## EXERCISE AIM:
Give the number of lines in the entries that contain "series". State only the count.

Data records:
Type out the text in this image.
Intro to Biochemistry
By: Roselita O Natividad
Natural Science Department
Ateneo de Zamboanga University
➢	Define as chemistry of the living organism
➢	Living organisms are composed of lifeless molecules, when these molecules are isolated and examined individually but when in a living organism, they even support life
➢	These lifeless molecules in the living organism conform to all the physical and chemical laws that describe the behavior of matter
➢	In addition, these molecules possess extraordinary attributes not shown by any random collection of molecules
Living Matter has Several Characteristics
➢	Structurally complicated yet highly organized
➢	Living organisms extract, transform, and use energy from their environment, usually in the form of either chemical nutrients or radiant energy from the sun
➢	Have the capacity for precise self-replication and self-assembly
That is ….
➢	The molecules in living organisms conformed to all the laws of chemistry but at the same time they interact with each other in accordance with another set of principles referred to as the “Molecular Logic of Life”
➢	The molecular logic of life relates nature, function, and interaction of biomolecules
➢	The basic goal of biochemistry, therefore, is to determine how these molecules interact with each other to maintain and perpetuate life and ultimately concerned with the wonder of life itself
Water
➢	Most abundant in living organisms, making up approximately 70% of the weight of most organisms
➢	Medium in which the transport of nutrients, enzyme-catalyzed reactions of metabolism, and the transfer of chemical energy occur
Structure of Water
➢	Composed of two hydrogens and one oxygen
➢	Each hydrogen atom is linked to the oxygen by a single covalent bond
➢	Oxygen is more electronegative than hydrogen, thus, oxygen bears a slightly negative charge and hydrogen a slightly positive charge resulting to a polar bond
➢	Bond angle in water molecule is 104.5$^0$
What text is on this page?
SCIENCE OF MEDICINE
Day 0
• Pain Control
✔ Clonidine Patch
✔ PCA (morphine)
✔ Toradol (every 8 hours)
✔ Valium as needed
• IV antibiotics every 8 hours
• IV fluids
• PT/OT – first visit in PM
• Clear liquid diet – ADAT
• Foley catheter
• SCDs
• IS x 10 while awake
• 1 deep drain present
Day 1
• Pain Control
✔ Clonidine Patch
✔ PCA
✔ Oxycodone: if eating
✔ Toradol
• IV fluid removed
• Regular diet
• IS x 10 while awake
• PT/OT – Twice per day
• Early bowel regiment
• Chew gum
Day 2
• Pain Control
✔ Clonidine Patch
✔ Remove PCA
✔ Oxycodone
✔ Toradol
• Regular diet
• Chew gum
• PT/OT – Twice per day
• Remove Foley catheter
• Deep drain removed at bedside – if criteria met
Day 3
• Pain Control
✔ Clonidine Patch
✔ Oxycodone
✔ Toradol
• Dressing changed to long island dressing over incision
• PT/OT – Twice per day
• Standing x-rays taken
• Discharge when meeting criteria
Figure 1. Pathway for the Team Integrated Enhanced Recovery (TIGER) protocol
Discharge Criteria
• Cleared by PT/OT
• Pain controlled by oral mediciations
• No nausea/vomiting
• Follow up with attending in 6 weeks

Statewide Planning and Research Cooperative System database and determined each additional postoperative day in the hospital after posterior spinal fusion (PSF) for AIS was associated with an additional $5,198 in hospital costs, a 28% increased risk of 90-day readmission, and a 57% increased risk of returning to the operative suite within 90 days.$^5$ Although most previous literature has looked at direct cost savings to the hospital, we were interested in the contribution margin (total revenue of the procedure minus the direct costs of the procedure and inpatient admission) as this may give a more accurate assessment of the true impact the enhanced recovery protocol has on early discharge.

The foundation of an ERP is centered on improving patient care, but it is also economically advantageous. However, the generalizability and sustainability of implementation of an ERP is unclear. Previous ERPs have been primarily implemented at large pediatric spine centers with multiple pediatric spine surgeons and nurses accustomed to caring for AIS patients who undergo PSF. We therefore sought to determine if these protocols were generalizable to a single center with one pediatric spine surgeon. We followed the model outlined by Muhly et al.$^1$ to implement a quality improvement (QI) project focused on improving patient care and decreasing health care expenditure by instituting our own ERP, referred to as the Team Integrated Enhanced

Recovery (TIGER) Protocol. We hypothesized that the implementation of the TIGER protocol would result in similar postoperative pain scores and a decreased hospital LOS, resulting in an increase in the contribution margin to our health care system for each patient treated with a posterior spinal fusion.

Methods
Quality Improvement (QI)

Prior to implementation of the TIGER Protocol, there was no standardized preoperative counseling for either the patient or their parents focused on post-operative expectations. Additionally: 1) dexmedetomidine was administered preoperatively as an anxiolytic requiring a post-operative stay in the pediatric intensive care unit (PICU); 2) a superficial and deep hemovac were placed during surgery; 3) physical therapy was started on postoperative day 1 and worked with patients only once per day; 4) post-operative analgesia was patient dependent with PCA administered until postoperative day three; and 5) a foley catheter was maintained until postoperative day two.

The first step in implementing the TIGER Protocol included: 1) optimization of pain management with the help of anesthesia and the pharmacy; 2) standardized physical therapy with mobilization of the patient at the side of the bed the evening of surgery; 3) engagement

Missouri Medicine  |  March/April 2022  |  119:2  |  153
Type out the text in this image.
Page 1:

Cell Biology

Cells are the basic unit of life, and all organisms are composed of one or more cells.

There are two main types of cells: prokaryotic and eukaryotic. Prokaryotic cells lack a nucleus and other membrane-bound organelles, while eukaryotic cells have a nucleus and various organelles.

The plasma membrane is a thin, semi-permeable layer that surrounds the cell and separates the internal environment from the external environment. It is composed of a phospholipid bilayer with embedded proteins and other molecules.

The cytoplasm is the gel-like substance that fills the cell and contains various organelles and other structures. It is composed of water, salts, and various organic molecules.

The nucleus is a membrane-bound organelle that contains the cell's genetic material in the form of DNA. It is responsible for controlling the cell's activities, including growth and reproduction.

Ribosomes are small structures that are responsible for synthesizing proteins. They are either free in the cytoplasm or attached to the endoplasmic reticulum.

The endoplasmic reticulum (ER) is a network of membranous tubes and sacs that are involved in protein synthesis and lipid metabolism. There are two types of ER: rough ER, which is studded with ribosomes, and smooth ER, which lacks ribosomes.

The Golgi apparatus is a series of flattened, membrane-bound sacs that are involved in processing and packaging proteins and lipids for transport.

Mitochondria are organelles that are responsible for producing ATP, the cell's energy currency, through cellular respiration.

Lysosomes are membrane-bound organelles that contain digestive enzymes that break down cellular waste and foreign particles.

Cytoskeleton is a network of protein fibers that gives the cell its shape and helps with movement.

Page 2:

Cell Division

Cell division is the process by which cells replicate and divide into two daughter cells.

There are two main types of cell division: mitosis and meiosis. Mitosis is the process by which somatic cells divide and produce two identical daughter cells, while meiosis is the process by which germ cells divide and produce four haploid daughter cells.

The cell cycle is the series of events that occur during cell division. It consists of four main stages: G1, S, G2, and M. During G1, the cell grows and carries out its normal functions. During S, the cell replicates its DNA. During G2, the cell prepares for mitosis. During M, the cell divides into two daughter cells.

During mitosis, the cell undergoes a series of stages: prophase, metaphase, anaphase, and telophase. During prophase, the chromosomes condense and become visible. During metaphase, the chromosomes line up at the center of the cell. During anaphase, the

## RESPONSE TO THE TASK:
3